Work to do:
Copy each line of the data below exactly, leaving out pictures.

Supplied material:

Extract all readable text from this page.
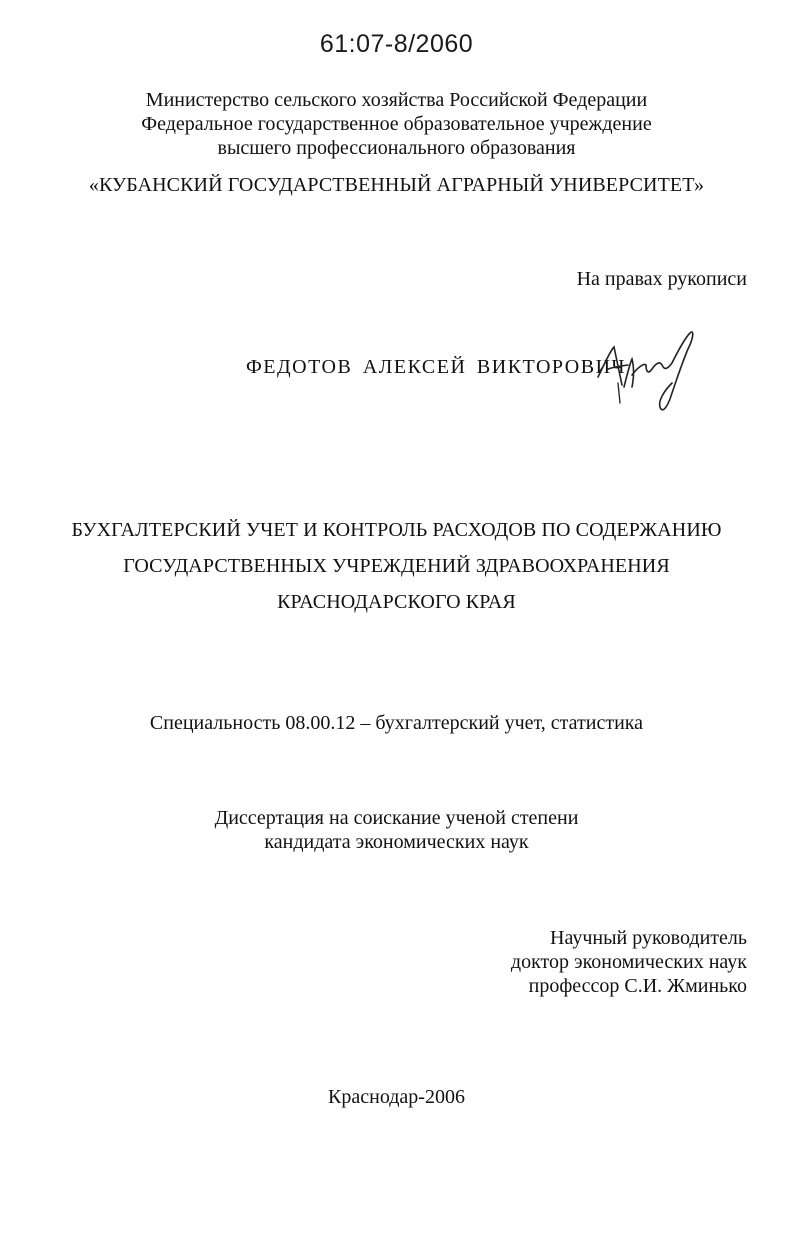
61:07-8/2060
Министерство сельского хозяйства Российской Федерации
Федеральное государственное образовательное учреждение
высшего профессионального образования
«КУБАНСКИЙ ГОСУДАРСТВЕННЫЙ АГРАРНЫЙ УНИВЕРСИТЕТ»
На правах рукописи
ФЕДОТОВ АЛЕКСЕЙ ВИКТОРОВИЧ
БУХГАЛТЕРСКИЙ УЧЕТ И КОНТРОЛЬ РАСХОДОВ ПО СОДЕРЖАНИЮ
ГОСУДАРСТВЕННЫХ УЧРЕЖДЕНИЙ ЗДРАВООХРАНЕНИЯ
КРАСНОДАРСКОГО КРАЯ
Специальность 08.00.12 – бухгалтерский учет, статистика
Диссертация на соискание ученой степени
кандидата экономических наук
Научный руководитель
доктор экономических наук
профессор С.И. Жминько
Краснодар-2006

Finished exercise:
Extract all readable text from this page.
61:07-8/2060
Министерство сельского хозяйства Российской Федерации
Федеральное государственное образовательное учреждение
высшего профессионального образования
«КУБАНСКИЙ ГОСУДАРСТВЕННЫЙ АГРАРНЫЙ УНИВЕРСИТЕТ»
На правах рукописи
ФЕДОТОВ АЛЕКСЕЙ ВИКТОРОВИЧ
БУХГАЛТЕРСКИЙ УЧЕТ И КОНТРОЛЬ РАСХОДОВ ПО СОДЕРЖАНИЮ
ГОСУДАРСТВЕННЫХ УЧРЕЖДЕНИЙ ЗДРАВООХРАНЕНИЯ
КРАСНОДАРСКОГО КРАЯ
Специальность 08.00.12 – бухгалтерский учет, статистика
Диссертация на соискание ученой степени
кандидата экономических наук
Научный руководитель
доктор экономических наук
профессор С.И. Жминько
Краснодар-2006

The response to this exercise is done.